**Requirements**
Output all of the entries exactly as written.

**Data for this exercise**
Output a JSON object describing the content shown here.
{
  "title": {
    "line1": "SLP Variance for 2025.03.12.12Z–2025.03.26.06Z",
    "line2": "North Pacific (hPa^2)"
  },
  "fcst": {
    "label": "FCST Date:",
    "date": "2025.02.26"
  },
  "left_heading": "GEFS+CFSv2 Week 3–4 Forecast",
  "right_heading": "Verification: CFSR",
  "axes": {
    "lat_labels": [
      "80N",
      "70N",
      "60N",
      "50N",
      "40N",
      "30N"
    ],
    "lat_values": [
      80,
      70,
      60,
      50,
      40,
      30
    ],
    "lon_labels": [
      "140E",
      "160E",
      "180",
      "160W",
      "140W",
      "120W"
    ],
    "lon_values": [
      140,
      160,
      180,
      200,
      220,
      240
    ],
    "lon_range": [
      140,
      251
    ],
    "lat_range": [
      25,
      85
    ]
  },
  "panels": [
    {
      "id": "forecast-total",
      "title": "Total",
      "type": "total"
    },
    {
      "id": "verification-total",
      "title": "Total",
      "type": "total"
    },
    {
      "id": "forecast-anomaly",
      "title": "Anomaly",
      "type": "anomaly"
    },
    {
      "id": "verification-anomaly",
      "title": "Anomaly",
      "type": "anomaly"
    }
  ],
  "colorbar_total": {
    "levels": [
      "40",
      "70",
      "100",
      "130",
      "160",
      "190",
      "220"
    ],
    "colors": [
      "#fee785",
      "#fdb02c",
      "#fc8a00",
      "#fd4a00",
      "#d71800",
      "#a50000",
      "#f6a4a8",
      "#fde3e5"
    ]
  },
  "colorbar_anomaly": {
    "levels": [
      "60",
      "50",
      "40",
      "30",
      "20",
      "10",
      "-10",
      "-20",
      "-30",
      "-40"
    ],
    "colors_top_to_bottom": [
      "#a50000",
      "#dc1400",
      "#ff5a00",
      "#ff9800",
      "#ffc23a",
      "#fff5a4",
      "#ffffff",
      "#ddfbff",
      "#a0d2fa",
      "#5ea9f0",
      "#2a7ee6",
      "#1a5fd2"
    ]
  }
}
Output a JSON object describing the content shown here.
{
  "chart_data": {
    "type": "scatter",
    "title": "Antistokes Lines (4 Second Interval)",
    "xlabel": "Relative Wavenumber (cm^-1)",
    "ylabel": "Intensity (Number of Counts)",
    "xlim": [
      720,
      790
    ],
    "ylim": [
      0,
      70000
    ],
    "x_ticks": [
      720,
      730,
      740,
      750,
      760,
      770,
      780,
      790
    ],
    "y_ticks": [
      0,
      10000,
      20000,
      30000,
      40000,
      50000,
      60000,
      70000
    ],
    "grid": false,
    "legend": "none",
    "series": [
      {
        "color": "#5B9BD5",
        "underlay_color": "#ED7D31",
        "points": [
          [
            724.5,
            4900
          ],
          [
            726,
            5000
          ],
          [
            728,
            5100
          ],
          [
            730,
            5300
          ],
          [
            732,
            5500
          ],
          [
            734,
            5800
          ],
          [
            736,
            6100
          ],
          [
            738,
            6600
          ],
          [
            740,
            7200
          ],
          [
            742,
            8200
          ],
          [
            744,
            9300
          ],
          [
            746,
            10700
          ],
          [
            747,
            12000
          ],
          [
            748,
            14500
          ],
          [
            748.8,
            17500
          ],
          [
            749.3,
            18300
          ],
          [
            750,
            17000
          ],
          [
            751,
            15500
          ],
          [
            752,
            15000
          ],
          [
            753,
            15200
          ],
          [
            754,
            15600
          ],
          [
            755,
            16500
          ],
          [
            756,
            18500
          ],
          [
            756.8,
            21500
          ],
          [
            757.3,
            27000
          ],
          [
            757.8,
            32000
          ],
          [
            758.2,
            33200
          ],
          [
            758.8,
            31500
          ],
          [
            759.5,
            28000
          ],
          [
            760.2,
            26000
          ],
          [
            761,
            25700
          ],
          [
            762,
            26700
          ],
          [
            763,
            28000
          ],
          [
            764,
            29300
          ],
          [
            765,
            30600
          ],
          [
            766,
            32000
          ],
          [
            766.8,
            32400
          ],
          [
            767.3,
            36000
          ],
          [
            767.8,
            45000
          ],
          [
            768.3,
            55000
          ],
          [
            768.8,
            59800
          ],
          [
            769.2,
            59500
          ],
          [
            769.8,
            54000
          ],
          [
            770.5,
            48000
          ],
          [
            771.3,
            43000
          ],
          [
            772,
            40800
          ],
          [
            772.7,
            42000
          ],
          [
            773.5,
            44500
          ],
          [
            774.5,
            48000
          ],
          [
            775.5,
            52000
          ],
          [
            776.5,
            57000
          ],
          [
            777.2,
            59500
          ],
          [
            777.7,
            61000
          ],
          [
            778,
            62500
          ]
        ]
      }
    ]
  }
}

**Final answer**
Output a JSON object describing the content shown here.
{
  "title": {
    "line1": "SLP Variance for 2025.03.12.12Z–2025.03.26.06Z",
    "line2": "North Pacific (hPa^2)"
  },
  "fcst": {
    "label": "FCST Date:",
    "date": "2025.02.26"
  },
  "left_heading": "GEFS+CFSv2 Week 3–4 Forecast",
  "right_heading": "Verification: CFSR",
  "axes": {
    "lat_labels": [
      "80N",
      "70N",
      "60N",
      "50N",
      "40N",
      "30N"
    ],
    "lat_values": [
      80,
      70,
      60,
      50,
      40,
      30
    ],
    "lon_labels": [
      "140E",
      "160E",
      "180",
      "160W",
      "140W",
      "120W"
    ],
    "lon_values": [
      140,
      160,
      180,
      200,
      220,
      240
    ],
    "lon_range": [
      140,
      251
    ],
    "lat_range": [
      25,
      85
    ]
  },
  "panels": [
    {
      "id": "forecast-total",
      "title": "Total",
      "type": "total"
    },
    {
      "id": "verification-total",
      "title": "Total",
      "type": "total"
    },
    {
      "id": "forecast-anomaly",
      "title": "Anomaly",
      "type": "anomaly"
    },
    {
      "id": "verification-anomaly",
      "title": "Anomaly",
      "type": "anomaly"
    }
  ],
  "colorbar_total": {
    "levels": [
      "40",
      "70",
      "100",
      "130",
      "160",
      "190",
      "220"
    ],
    "colors": [
      "#fee785",
      "#fdb02c",
      "#fc8a00",
      "#fd4a00",
      "#d71800",
      "#a50000",
      "#f6a4a8",
      "#fde3e5"
    ]
  },
  "colorbar_anomaly": {
    "levels": [
      "60",
      "50",
      "40",
      "30",
      "20",
      "10",
      "-10",
      "-20",
      "-30",
      "-40"
    ],
    "colors_top_to_bottom": [
      "#a50000",
      "#dc1400",
      "#ff5a00",
      "#ff9800",
      "#ffc23a",
      "#fff5a4",
      "#ffffff",
      "#ddfbff",
      "#a0d2fa",
      "#5ea9f0",
      "#2a7ee6",
      "#1a5fd2"
    ]
  }
}
Output a JSON object describing the content shown here.
{
  "chart_data": {
    "type": "scatter",
    "title": "Antistokes Lines (4 Second Interval)",
    "xlabel": "Relative Wavenumber (cm^-1)",
    "ylabel": "Intensity (Number of Counts)",
    "xlim": [
      720,
      790
    ],
    "ylim": [
      0,
      70000
    ],
    "x_ticks": [
      720,
      730,
      740,
      750,
      760,
      770,
      780,
      790
    ],
    "y_ticks": [
      0,
      10000,
      20000,
      30000,
      40000,
      50000,
      60000,
      70000
    ],
    "grid": false,
    "legend": "none",
    "series": [
      {
        "color": "#5B9BD5",
        "underlay_color": "#ED7D31",
        "points": [
          [
            724.5,
            4900
          ],
          [
            726,
            5000
          ],
          [
            728,
            5100
          ],
          [
            730,
            5300
          ],
          [
            732,
            5500
          ],
          [
            734,
            5800
          ],
          [
            736,
            6100
          ],
          [
            738,
            6600
          ],
          [
            740,
            7200
          ],
          [
            742,
            8200
          ],
          [
            744,
            9300
          ],
          [
            746,
            10700
          ],
          [
            747,
            12000
          ],
          [
            748,
            14500
          ],
          [
            748.8,
            17500
          ],
          [
            749.3,
            18300
          ],
          [
            750,
            17000
          ],
          [
            751,
            15500
          ],
          [
            752,
            15000
          ],
          [
            753,
            15200
          ],
          [
            754,
            15600
          ],
          [
            755,
            16500
          ],
          [
            756,
            18500
          ],
          [
            756.8,
            21500
          ],
          [
            757.3,
            27000
          ],
          [
            757.8,
            32000
          ],
          [
            758.2,
            33200
          ],
          [
            758.8,
            31500
          ],
          [
            759.5,
            28000
          ],
          [
            760.2,
            26000
          ],
          [
            761,
            25700
          ],
          [
            762,
            26700
          ],
          [
            763,
            28000
          ],
          [
            764,
            29300
          ],
          [
            765,
            30600
          ],
          [
            766,
            32000
          ],
          [
            766.8,
            32400
          ],
          [
            767.3,
            36000
          ],
          [
            767.8,
            45000
          ],
          [
            768.3,
            55000
          ],
          [
            768.8,
            59800
          ],
          [
            769.2,
            59500
          ],
          [
            769.8,
            54000
          ],
          [
            770.5,
            48000
          ],
          [
            771.3,
            43000
          ],
          [
            772,
            40800
          ],
          [
            772.7,
            42000
          ],
          [
            773.5,
            44500
          ],
          [
            774.5,
            48000
          ],
          [
            775.5,
            52000
          ],
          [
            776.5,
            57000
          ],
          [
            777.2,
            59500
          ],
          [
            777.7,
            61000
          ],
          [
            778,
            62500
          ]
        ]
      }
    ]
  }
}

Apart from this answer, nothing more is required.